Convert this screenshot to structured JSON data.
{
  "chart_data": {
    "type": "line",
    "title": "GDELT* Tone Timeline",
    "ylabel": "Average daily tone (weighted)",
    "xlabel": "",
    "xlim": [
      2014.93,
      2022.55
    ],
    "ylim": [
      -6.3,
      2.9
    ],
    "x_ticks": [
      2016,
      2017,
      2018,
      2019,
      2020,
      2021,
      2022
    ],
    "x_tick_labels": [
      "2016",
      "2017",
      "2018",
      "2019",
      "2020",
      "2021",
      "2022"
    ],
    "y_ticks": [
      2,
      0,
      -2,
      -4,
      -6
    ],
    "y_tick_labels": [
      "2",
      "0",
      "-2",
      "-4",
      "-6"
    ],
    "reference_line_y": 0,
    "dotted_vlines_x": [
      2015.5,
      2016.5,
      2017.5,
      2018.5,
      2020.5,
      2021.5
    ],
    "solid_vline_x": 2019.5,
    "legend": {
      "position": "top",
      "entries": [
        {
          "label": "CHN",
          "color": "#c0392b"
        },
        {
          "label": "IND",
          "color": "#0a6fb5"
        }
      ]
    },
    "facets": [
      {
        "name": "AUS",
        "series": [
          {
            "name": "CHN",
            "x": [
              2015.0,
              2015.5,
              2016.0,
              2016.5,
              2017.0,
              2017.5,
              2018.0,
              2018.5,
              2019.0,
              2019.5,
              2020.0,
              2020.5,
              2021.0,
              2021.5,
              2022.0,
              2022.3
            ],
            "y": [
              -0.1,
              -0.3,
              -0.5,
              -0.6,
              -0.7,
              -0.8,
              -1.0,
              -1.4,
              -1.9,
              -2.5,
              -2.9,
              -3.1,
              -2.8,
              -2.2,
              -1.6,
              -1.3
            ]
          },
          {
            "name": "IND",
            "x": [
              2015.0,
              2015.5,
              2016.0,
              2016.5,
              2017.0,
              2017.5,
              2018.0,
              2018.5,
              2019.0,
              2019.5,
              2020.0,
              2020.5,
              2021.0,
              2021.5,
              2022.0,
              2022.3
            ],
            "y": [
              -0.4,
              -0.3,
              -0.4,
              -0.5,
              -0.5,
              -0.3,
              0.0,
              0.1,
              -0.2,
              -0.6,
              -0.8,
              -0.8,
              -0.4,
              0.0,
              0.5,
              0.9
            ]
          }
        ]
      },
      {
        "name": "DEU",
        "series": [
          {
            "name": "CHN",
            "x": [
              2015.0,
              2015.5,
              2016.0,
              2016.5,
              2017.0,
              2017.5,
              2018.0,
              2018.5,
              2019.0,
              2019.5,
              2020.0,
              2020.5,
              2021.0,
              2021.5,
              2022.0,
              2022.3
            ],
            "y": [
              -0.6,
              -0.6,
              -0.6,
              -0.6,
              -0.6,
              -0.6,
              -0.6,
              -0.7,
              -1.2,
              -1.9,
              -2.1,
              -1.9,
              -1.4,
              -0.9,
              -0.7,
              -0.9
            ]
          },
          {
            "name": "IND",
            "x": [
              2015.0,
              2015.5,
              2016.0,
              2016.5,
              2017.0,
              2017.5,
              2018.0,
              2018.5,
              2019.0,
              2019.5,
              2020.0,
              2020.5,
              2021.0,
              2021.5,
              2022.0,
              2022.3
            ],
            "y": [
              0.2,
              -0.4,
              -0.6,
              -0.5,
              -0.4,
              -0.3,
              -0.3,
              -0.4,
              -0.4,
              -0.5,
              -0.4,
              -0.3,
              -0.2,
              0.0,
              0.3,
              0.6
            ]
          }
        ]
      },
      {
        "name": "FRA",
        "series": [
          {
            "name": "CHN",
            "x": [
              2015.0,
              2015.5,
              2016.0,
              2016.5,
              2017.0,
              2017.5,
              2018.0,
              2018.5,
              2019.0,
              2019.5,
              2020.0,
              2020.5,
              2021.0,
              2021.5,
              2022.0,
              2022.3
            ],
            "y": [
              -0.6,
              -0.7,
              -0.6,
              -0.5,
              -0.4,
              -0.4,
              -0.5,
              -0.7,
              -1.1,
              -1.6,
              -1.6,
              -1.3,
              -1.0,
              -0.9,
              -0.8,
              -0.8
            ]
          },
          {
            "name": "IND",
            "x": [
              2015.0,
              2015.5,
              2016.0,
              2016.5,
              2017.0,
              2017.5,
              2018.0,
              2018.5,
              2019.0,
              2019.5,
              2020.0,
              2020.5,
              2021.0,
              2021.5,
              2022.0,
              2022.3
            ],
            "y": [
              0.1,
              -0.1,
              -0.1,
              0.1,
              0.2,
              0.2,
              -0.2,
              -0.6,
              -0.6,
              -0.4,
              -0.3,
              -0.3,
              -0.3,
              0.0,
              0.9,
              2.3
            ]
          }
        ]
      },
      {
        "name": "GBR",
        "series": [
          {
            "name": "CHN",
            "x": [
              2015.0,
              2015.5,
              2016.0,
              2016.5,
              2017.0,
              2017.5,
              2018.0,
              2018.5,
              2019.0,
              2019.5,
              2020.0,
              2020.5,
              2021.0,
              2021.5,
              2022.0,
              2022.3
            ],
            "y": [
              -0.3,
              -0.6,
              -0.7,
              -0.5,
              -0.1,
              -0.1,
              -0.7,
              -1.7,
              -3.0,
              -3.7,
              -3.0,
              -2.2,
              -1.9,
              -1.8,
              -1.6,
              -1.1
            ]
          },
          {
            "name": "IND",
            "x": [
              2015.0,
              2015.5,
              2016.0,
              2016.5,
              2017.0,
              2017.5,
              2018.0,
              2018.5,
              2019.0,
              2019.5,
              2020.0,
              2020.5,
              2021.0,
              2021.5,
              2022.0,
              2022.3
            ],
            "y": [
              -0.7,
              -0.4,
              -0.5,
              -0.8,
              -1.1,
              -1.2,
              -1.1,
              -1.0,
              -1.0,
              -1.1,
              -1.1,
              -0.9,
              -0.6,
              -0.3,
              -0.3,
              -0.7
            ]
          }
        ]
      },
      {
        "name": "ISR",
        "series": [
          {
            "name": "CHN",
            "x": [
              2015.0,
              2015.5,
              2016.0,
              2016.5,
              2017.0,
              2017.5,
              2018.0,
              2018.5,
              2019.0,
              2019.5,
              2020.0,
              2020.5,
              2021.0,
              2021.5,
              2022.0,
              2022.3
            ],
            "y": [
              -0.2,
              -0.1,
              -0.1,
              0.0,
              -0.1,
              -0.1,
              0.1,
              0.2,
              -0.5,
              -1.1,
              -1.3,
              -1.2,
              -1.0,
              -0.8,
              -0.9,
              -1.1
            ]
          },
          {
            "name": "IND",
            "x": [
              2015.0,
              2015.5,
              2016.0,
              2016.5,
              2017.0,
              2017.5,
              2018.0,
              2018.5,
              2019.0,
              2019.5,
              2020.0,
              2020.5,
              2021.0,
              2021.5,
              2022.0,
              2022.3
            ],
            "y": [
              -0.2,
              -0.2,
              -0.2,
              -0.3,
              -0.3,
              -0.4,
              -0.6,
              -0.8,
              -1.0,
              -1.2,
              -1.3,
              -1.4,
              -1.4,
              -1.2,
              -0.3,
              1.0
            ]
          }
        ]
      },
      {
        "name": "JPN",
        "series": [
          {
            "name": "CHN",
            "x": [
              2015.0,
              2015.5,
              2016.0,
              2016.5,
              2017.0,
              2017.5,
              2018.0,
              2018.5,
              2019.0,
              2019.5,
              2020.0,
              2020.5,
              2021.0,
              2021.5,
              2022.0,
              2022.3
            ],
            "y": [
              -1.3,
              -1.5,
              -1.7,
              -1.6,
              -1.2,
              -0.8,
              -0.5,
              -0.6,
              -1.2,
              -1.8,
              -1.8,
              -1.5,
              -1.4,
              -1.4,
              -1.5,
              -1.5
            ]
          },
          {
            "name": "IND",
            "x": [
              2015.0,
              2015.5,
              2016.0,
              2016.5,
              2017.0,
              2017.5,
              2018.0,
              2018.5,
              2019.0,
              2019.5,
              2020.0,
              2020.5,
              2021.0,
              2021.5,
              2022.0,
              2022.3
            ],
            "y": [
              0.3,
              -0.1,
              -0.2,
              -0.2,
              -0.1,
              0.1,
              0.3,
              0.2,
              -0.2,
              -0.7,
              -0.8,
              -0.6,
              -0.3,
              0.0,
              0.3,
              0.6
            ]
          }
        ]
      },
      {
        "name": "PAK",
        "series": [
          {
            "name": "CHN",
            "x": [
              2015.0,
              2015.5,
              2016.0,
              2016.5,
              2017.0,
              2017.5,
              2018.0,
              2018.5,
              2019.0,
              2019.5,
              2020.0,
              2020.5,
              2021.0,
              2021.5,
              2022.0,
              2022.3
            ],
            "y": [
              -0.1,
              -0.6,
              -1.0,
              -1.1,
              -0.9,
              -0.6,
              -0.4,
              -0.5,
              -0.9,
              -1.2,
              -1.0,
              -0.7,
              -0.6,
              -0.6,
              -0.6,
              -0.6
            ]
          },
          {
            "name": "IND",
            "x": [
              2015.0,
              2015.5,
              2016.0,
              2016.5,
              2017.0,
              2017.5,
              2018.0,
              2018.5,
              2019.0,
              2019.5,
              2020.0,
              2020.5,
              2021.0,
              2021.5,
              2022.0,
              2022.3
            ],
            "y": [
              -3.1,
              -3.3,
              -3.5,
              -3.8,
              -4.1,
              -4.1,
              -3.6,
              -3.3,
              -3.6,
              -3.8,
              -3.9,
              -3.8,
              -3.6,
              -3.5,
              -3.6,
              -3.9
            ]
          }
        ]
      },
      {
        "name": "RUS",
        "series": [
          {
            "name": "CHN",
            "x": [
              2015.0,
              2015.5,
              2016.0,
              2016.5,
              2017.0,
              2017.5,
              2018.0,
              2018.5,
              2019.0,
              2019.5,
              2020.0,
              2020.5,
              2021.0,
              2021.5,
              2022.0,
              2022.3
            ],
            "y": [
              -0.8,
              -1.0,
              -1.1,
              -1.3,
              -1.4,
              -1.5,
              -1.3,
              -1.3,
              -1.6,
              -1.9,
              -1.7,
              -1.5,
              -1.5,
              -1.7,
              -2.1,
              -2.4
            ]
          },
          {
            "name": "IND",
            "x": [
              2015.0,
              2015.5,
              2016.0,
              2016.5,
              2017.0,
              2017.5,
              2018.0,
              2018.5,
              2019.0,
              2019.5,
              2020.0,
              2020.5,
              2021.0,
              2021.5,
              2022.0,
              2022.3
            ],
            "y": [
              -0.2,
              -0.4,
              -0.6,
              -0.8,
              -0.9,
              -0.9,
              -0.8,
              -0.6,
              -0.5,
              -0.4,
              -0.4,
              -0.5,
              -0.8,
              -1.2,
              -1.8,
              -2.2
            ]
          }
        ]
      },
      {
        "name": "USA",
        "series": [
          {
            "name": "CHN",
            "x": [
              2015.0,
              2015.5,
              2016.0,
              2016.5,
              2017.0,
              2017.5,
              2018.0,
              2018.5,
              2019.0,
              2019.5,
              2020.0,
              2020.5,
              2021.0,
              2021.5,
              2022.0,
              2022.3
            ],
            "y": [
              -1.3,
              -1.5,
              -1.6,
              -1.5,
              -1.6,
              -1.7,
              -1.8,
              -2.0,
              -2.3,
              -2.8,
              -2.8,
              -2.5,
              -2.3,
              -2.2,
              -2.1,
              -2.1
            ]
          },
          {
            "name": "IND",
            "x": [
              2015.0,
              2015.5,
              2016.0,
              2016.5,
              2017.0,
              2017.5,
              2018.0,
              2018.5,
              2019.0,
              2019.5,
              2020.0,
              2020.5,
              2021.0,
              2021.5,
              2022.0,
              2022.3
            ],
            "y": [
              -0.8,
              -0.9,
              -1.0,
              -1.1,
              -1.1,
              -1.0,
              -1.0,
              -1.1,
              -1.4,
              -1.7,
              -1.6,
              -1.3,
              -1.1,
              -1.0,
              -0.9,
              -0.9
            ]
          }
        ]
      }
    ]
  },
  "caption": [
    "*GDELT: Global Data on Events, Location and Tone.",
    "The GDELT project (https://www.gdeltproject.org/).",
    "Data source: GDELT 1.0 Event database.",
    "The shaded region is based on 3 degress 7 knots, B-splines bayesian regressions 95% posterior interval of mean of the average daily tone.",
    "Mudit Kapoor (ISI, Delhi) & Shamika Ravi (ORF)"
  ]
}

#####

Check each line of the data above for the string "GDELT", then report how many lines have it, with no other words.

EXERCISE ANSWER: 4